The task:
Pick out every line in the data below that holds "title".

Supplied data:

● ● ● ●

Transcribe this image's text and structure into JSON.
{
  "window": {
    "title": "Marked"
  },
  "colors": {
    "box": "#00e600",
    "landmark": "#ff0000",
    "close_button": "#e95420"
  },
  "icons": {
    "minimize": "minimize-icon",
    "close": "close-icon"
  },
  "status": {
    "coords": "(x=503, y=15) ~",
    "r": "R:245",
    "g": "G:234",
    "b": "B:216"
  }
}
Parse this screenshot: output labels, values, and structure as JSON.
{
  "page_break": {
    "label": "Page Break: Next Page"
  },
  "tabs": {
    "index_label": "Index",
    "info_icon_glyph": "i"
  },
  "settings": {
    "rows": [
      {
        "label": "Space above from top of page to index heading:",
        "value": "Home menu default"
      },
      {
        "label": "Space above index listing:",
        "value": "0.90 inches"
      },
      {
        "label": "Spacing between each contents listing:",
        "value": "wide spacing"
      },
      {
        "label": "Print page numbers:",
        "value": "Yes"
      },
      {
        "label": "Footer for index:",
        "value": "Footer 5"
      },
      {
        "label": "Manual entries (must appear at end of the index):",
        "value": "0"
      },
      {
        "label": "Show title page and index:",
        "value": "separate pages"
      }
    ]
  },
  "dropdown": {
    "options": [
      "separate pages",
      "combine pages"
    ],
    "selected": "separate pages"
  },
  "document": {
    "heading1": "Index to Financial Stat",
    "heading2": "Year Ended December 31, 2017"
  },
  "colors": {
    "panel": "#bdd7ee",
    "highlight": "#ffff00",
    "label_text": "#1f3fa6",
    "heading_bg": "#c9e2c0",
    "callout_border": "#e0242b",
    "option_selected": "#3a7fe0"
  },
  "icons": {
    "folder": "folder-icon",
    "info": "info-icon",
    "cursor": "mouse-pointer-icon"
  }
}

● ● ● ●

Complete response:
    "title": "Marked"
        "label": "Show title page and index:",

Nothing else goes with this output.